Excerpts from a figure dataset:
········

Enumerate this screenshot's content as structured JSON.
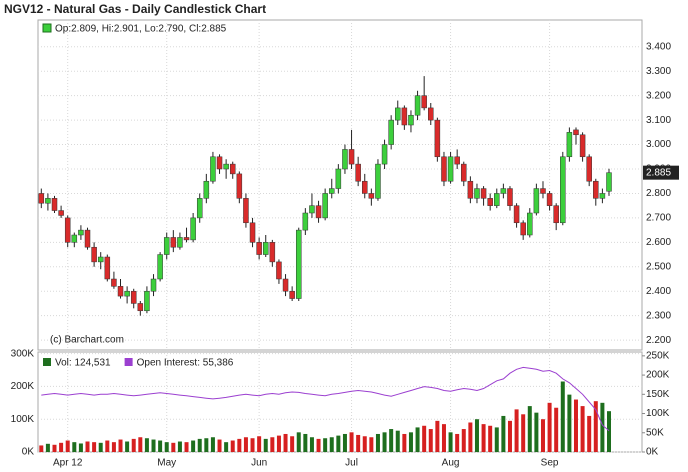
{
  "chart_data": [
    {
      "type": "candlestick",
      "title": "NGV12 - Natural Gas - Daily Candlestick Chart",
      "legend": "Op:2.809, Hi:2.901, Lo:2.790, Cl:2.885",
      "annotation": "(c) Barchart.com",
      "up_color": "#3ccf3c",
      "down_color": "#d92b2b",
      "ylim": [
        2.18,
        3.44
      ],
      "yticks": [
        {
          "value": 2.2,
          "label": "2.200"
        },
        {
          "value": 2.3,
          "label": "2.300"
        },
        {
          "value": 2.4,
          "label": "2.400"
        },
        {
          "value": 2.5,
          "label": "2.500"
        },
        {
          "value": 2.6,
          "label": "2.600"
        },
        {
          "value": 2.7,
          "label": "2.700"
        },
        {
          "value": 2.8,
          "label": "2.800"
        },
        {
          "value": 2.9,
          "label": "2.900"
        },
        {
          "value": 3.0,
          "label": "3.000"
        },
        {
          "value": 3.1,
          "label": "3.100"
        },
        {
          "value": 3.2,
          "label": "3.200"
        },
        {
          "value": 3.3,
          "label": "3.300"
        },
        {
          "value": 3.4,
          "label": "3.400"
        }
      ],
      "xlim": [
        -0.5,
        91
      ],
      "xticks": [
        {
          "value": 4,
          "label": "Apr 12"
        },
        {
          "value": 19,
          "label": "May"
        },
        {
          "value": 33,
          "label": "Jun"
        },
        {
          "value": 47,
          "label": "Jul"
        },
        {
          "value": 62,
          "label": "Aug"
        },
        {
          "value": 77,
          "label": "Sep"
        }
      ],
      "grid": true,
      "ohlc": [
        [
          2.8,
          2.82,
          2.74,
          2.76
        ],
        [
          2.76,
          2.8,
          2.73,
          2.78
        ],
        [
          2.78,
          2.79,
          2.72,
          2.73
        ],
        [
          2.73,
          2.75,
          2.7,
          2.71
        ],
        [
          2.7,
          2.71,
          2.58,
          2.6
        ],
        [
          2.6,
          2.64,
          2.58,
          2.63
        ],
        [
          2.63,
          2.67,
          2.61,
          2.65
        ],
        [
          2.65,
          2.66,
          2.57,
          2.58
        ],
        [
          2.58,
          2.6,
          2.5,
          2.52
        ],
        [
          2.52,
          2.56,
          2.49,
          2.54
        ],
        [
          2.54,
          2.55,
          2.44,
          2.45
        ],
        [
          2.45,
          2.48,
          2.41,
          2.42
        ],
        [
          2.42,
          2.45,
          2.37,
          2.38
        ],
        [
          2.38,
          2.42,
          2.35,
          2.4
        ],
        [
          2.4,
          2.41,
          2.33,
          2.35
        ],
        [
          2.35,
          2.36,
          2.3,
          2.32
        ],
        [
          2.32,
          2.42,
          2.31,
          2.4
        ],
        [
          2.4,
          2.47,
          2.38,
          2.45
        ],
        [
          2.45,
          2.56,
          2.44,
          2.55
        ],
        [
          2.55,
          2.64,
          2.53,
          2.62
        ],
        [
          2.62,
          2.65,
          2.56,
          2.58
        ],
        [
          2.58,
          2.64,
          2.57,
          2.62
        ],
        [
          2.62,
          2.66,
          2.6,
          2.61
        ],
        [
          2.61,
          2.72,
          2.6,
          2.7
        ],
        [
          2.7,
          2.8,
          2.68,
          2.78
        ],
        [
          2.78,
          2.88,
          2.76,
          2.85
        ],
        [
          2.85,
          2.97,
          2.84,
          2.95
        ],
        [
          2.95,
          2.96,
          2.88,
          2.9
        ],
        [
          2.9,
          2.94,
          2.86,
          2.92
        ],
        [
          2.92,
          2.93,
          2.86,
          2.88
        ],
        [
          2.88,
          2.89,
          2.76,
          2.78
        ],
        [
          2.78,
          2.8,
          2.66,
          2.68
        ],
        [
          2.68,
          2.7,
          2.58,
          2.6
        ],
        [
          2.6,
          2.62,
          2.53,
          2.55
        ],
        [
          2.55,
          2.63,
          2.54,
          2.6
        ],
        [
          2.6,
          2.61,
          2.5,
          2.52
        ],
        [
          2.52,
          2.53,
          2.43,
          2.45
        ],
        [
          2.45,
          2.47,
          2.38,
          2.4
        ],
        [
          2.4,
          2.42,
          2.36,
          2.37
        ],
        [
          2.37,
          2.66,
          2.36,
          2.65
        ],
        [
          2.65,
          2.74,
          2.63,
          2.72
        ],
        [
          2.72,
          2.8,
          2.7,
          2.75
        ],
        [
          2.75,
          2.77,
          2.68,
          2.7
        ],
        [
          2.7,
          2.82,
          2.69,
          2.8
        ],
        [
          2.8,
          2.86,
          2.78,
          2.82
        ],
        [
          2.82,
          2.92,
          2.8,
          2.9
        ],
        [
          2.9,
          3.0,
          2.88,
          2.98
        ],
        [
          2.98,
          3.06,
          2.9,
          2.92
        ],
        [
          2.92,
          2.95,
          2.83,
          2.85
        ],
        [
          2.85,
          2.88,
          2.78,
          2.8
        ],
        [
          2.8,
          2.82,
          2.75,
          2.78
        ],
        [
          2.78,
          2.94,
          2.77,
          2.92
        ],
        [
          2.92,
          3.02,
          2.9,
          3.0
        ],
        [
          3.0,
          3.12,
          2.98,
          3.1
        ],
        [
          3.1,
          3.18,
          3.08,
          3.15
        ],
        [
          3.15,
          3.16,
          3.06,
          3.08
        ],
        [
          3.08,
          3.14,
          3.05,
          3.12
        ],
        [
          3.12,
          3.22,
          3.1,
          3.2
        ],
        [
          3.2,
          3.28,
          3.14,
          3.15
        ],
        [
          3.15,
          3.17,
          3.08,
          3.1
        ],
        [
          3.1,
          3.11,
          2.93,
          2.95
        ],
        [
          2.95,
          2.97,
          2.83,
          2.85
        ],
        [
          2.85,
          2.97,
          2.84,
          2.95
        ],
        [
          2.95,
          2.98,
          2.9,
          2.92
        ],
        [
          2.92,
          2.93,
          2.83,
          2.85
        ],
        [
          2.85,
          2.87,
          2.76,
          2.78
        ],
        [
          2.78,
          2.84,
          2.76,
          2.82
        ],
        [
          2.82,
          2.83,
          2.75,
          2.78
        ],
        [
          2.78,
          2.8,
          2.73,
          2.75
        ],
        [
          2.75,
          2.82,
          2.74,
          2.8
        ],
        [
          2.8,
          2.84,
          2.78,
          2.82
        ],
        [
          2.82,
          2.83,
          2.73,
          2.75
        ],
        [
          2.75,
          2.76,
          2.66,
          2.68
        ],
        [
          2.68,
          2.69,
          2.61,
          2.63
        ],
        [
          2.63,
          2.74,
          2.62,
          2.72
        ],
        [
          2.72,
          2.84,
          2.71,
          2.82
        ],
        [
          2.82,
          2.85,
          2.78,
          2.8
        ],
        [
          2.8,
          2.81,
          2.73,
          2.75
        ],
        [
          2.75,
          2.76,
          2.65,
          2.68
        ],
        [
          2.68,
          2.97,
          2.67,
          2.95
        ],
        [
          2.95,
          3.07,
          2.93,
          3.05
        ],
        [
          3.06,
          3.07,
          3.0,
          3.04
        ],
        [
          3.04,
          3.05,
          2.93,
          2.95
        ],
        [
          2.95,
          2.96,
          2.83,
          2.85
        ],
        [
          2.85,
          2.86,
          2.75,
          2.78
        ],
        [
          2.78,
          2.82,
          2.76,
          2.8
        ],
        [
          2.809,
          2.901,
          2.79,
          2.885
        ]
      ]
    },
    {
      "type": "volume",
      "ylim": [
        0,
        305000
      ],
      "yticks": [
        {
          "value": 0,
          "label": "0K"
        },
        {
          "value": 100000,
          "label": "100K"
        },
        {
          "value": 200000,
          "label": "200K"
        },
        {
          "value": 300000,
          "label": "300K"
        }
      ],
      "y2lim": [
        0,
        260000
      ],
      "y2ticks": [
        {
          "value": 0,
          "label": "0K"
        },
        {
          "value": 50000,
          "label": "50K"
        },
        {
          "value": 100000,
          "label": "100K"
        },
        {
          "value": 150000,
          "label": "150K"
        },
        {
          "value": 200000,
          "label": "200K"
        },
        {
          "value": 250000,
          "label": "250K"
        }
      ],
      "series": [
        {
          "name": "Vol: 124,531",
          "color": "#1e6e1e",
          "down_color": "#d62020",
          "values": [
            20000,
            25000,
            22000,
            28000,
            35000,
            30000,
            26000,
            32000,
            30000,
            28000,
            35000,
            30000,
            38000,
            32000,
            40000,
            45000,
            42000,
            38000,
            35000,
            30000,
            28000,
            32000,
            30000,
            35000,
            40000,
            42000,
            45000,
            38000,
            30000,
            35000,
            40000,
            45000,
            42000,
            48000,
            40000,
            45000,
            50000,
            55000,
            48000,
            60000,
            55000,
            45000,
            40000,
            42000,
            45000,
            50000,
            55000,
            60000,
            52000,
            48000,
            45000,
            55000,
            60000,
            70000,
            65000,
            55000,
            60000,
            75000,
            80000,
            70000,
            95000,
            85000,
            60000,
            55000,
            70000,
            90000,
            100000,
            85000,
            80000,
            75000,
            110000,
            95000,
            130000,
            115000,
            140000,
            120000,
            100000,
            150000,
            135000,
            215000,
            175000,
            160000,
            140000,
            110000,
            155000,
            150000,
            124531
          ]
        },
        {
          "name": "Open Interest: 55,386",
          "color": "#9b3fd0",
          "axis": "y2",
          "values": [
            148000,
            150000,
            152000,
            150000,
            148000,
            150000,
            152000,
            150000,
            148000,
            150000,
            150000,
            152000,
            150000,
            148000,
            146000,
            148000,
            150000,
            152000,
            154000,
            152000,
            150000,
            148000,
            146000,
            144000,
            142000,
            140000,
            138000,
            140000,
            142000,
            145000,
            148000,
            150000,
            148000,
            146000,
            150000,
            152000,
            150000,
            154000,
            156000,
            155000,
            152000,
            150000,
            148000,
            146000,
            150000,
            152000,
            155000,
            158000,
            160000,
            158000,
            156000,
            152000,
            148000,
            145000,
            150000,
            155000,
            160000,
            165000,
            170000,
            168000,
            165000,
            160000,
            158000,
            162000,
            165000,
            163000,
            160000,
            165000,
            175000,
            185000,
            190000,
            205000,
            215000,
            220000,
            218000,
            215000,
            210000,
            212000,
            205000,
            190000,
            180000,
            165000,
            150000,
            130000,
            110000,
            70000,
            55386
          ]
        }
      ]
    }
  ]
}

········

### Aim of the task
Say how many lines in this material hold "name", and say nothing else.

### Solution to the problem
2